Do this: Take each line that has the word "structured" and return it.

Stored records
<<<<
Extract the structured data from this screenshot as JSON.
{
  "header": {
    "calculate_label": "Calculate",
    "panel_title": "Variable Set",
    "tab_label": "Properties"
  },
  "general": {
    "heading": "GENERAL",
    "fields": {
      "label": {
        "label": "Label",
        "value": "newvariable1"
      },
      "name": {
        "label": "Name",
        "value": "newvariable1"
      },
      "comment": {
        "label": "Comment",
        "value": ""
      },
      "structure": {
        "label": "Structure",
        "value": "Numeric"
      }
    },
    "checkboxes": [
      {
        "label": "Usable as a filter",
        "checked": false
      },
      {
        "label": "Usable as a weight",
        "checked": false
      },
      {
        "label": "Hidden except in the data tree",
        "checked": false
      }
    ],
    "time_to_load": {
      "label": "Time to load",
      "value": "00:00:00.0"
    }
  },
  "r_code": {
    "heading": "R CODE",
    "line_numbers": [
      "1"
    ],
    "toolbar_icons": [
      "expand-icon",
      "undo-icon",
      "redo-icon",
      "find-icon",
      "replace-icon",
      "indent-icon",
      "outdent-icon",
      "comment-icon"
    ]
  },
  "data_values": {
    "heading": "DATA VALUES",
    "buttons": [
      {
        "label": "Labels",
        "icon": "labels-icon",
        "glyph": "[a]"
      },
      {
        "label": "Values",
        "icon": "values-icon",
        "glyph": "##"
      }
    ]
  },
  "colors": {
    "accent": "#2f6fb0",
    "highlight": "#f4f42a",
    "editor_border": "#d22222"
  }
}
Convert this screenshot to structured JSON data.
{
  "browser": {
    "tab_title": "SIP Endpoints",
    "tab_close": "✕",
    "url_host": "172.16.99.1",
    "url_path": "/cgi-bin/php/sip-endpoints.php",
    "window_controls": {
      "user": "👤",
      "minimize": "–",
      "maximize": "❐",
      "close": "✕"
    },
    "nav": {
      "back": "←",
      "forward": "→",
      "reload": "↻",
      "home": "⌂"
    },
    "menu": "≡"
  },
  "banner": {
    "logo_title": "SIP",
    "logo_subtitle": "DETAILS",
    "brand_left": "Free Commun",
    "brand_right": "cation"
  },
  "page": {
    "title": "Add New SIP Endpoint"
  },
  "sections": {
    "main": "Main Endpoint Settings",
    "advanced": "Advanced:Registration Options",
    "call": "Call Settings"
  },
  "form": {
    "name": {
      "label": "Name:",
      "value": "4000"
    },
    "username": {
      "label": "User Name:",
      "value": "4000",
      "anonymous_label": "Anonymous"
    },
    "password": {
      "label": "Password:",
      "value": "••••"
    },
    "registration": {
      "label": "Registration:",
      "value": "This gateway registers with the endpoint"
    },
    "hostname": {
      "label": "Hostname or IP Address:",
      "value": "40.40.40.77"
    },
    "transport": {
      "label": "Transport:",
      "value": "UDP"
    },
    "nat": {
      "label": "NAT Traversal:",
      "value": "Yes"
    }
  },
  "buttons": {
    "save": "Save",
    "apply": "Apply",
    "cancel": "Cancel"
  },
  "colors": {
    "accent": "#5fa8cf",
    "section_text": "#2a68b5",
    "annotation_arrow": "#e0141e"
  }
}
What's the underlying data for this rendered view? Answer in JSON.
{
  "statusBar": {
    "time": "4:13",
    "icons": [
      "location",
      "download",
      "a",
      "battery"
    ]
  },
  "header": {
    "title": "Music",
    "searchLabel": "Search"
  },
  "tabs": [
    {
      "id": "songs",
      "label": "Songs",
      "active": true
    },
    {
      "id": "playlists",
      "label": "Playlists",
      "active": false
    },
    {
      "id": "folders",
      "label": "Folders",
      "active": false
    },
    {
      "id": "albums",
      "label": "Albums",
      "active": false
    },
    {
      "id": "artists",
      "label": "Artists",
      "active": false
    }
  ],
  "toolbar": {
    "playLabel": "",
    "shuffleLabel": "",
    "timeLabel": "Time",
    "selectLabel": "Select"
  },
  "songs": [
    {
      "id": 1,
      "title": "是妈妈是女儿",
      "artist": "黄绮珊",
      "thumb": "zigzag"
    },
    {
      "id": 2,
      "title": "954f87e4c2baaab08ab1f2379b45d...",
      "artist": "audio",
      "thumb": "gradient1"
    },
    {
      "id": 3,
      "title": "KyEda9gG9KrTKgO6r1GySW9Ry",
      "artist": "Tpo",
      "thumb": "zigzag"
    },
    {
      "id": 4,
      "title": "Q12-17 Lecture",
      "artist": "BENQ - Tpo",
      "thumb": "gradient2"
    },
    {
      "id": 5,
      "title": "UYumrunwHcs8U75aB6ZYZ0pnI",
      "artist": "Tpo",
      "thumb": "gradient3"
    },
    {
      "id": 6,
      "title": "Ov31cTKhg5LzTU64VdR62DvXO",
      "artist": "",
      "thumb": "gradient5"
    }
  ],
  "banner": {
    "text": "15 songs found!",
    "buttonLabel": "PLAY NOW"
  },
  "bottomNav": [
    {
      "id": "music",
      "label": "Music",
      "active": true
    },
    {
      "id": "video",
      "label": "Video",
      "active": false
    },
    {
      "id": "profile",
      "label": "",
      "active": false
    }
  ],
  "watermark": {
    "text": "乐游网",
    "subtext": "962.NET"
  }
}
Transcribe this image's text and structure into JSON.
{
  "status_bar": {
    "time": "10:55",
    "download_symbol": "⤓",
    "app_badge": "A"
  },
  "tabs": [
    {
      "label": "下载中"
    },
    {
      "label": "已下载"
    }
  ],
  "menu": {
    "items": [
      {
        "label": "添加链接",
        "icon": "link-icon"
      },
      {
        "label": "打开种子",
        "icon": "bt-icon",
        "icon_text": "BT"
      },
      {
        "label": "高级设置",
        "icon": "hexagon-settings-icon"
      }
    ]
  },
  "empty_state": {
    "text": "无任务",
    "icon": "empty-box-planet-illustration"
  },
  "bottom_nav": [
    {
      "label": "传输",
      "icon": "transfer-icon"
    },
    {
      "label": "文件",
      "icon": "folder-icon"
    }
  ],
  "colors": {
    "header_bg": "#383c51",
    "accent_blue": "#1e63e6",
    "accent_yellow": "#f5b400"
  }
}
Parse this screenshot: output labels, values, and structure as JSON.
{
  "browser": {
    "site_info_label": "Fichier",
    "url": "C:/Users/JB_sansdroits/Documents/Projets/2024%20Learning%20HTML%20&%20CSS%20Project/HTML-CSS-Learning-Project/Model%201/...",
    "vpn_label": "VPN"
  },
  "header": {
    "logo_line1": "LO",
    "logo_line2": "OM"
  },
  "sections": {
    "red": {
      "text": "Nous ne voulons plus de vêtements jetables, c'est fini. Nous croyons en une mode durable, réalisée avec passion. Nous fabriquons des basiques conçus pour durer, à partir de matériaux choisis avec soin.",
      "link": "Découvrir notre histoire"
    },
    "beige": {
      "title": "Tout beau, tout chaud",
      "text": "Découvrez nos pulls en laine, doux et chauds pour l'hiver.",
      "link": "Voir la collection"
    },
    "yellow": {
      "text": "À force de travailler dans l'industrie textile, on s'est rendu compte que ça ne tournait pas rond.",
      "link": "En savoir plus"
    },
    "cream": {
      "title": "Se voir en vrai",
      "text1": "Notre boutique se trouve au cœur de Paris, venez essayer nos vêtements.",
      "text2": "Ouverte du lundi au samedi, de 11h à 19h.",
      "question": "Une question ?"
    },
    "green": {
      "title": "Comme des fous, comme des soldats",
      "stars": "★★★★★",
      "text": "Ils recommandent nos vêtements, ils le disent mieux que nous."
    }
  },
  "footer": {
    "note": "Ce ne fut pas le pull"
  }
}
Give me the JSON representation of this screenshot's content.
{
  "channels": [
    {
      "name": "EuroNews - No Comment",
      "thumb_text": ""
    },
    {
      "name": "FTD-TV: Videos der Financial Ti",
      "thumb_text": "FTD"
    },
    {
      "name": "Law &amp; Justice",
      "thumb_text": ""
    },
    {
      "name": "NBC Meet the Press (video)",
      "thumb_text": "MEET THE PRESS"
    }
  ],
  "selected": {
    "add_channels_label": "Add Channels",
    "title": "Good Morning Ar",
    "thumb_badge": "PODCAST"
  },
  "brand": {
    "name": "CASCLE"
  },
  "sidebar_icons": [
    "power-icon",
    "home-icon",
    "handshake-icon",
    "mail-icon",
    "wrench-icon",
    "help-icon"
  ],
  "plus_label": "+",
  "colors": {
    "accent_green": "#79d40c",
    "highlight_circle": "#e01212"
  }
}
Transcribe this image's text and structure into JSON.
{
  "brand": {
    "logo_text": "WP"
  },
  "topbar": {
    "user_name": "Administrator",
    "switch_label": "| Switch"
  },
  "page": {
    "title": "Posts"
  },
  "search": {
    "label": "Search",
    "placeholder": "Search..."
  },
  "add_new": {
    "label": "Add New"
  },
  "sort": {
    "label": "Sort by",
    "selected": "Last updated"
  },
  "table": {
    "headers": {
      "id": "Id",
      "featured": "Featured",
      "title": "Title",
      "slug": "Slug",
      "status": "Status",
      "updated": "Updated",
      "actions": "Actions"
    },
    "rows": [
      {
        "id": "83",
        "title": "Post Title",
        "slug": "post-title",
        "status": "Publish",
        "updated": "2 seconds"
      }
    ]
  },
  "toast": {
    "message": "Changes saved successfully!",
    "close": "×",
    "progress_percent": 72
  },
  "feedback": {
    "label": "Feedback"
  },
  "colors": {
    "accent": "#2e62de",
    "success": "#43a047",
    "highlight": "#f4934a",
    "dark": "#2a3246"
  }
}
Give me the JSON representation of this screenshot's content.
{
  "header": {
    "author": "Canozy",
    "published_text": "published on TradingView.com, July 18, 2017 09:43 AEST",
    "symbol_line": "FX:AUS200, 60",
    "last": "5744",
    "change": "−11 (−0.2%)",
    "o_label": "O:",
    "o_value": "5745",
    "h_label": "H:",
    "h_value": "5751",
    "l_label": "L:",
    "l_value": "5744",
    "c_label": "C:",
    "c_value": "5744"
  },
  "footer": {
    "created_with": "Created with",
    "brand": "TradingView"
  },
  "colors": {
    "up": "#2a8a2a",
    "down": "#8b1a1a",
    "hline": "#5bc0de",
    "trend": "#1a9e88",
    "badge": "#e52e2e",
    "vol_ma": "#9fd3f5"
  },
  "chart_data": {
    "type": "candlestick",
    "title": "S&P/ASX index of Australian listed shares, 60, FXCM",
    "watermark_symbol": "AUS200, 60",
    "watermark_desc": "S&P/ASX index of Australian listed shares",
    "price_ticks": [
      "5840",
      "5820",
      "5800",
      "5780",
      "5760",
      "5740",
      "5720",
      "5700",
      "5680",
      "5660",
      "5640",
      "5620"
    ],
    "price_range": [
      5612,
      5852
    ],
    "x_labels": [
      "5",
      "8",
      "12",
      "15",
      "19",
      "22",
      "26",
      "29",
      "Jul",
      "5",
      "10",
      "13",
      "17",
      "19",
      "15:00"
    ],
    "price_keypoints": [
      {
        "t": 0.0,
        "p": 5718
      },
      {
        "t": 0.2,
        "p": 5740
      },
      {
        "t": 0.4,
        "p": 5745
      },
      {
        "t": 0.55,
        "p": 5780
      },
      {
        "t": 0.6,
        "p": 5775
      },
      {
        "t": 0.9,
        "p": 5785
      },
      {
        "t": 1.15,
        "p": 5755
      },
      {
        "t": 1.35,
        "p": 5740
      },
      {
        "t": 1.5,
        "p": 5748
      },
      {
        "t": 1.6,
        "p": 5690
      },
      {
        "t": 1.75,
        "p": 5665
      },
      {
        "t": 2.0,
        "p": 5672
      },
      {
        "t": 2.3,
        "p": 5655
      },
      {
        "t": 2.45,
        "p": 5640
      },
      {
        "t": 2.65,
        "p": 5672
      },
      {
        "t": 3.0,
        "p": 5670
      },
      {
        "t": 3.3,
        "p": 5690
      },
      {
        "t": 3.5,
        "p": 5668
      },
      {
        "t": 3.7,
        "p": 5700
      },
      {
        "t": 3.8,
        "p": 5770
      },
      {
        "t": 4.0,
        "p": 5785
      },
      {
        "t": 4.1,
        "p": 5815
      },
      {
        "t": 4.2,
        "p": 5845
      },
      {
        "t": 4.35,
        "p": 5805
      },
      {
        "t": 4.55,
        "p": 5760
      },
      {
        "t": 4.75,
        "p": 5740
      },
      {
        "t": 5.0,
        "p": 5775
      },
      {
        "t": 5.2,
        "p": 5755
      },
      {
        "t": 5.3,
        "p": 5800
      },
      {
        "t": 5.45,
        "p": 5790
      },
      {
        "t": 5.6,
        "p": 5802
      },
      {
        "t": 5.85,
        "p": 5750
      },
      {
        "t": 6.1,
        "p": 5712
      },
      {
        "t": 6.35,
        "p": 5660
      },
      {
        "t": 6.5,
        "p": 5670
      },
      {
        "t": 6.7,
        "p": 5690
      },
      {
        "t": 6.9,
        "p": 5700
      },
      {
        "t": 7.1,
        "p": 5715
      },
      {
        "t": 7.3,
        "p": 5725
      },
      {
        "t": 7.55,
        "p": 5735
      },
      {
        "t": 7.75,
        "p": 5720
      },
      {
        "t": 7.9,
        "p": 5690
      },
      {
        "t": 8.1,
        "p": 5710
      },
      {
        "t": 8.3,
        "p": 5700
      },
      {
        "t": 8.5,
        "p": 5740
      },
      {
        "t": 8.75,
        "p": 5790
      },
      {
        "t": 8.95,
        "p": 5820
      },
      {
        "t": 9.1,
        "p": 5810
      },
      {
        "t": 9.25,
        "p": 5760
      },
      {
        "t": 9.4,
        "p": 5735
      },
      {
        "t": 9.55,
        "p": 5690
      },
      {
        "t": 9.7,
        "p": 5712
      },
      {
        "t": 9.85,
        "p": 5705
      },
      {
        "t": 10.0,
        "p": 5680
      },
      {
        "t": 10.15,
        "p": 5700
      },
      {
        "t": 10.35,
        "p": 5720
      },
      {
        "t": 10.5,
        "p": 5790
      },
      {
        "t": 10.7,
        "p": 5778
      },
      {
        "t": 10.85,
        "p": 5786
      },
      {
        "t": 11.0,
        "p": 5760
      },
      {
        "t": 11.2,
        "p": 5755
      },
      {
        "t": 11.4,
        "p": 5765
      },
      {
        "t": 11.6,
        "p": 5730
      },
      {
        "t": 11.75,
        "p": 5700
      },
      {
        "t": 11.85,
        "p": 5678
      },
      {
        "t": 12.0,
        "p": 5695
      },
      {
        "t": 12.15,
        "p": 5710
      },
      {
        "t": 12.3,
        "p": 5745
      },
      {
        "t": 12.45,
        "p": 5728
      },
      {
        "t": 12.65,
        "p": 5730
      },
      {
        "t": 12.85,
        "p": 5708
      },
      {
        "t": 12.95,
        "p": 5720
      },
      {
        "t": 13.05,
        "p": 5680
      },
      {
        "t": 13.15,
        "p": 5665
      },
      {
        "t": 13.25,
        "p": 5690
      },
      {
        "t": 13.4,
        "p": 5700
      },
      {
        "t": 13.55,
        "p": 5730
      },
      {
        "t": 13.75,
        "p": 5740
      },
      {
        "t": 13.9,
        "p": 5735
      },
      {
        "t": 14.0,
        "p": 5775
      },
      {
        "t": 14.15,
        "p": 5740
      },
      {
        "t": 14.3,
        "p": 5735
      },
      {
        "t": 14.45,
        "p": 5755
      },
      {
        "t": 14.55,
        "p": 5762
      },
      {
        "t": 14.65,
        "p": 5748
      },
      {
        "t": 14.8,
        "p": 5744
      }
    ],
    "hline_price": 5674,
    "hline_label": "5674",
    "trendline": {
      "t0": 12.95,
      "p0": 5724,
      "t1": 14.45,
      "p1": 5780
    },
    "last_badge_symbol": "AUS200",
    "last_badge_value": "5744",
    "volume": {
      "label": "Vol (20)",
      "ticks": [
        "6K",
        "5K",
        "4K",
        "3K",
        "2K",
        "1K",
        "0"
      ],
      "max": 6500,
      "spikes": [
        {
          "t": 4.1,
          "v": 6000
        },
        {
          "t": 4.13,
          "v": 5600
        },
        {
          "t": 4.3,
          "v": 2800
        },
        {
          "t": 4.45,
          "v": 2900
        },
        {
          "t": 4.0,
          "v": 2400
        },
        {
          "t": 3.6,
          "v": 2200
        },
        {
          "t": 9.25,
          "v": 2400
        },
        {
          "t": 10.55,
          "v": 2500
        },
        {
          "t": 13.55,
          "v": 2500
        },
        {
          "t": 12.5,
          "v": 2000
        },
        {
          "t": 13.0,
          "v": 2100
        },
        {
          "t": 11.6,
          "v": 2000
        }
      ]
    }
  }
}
>>>>
Result:
Extract the structured data from this screenshot as JSON.
Convert this screenshot to structured JSON data.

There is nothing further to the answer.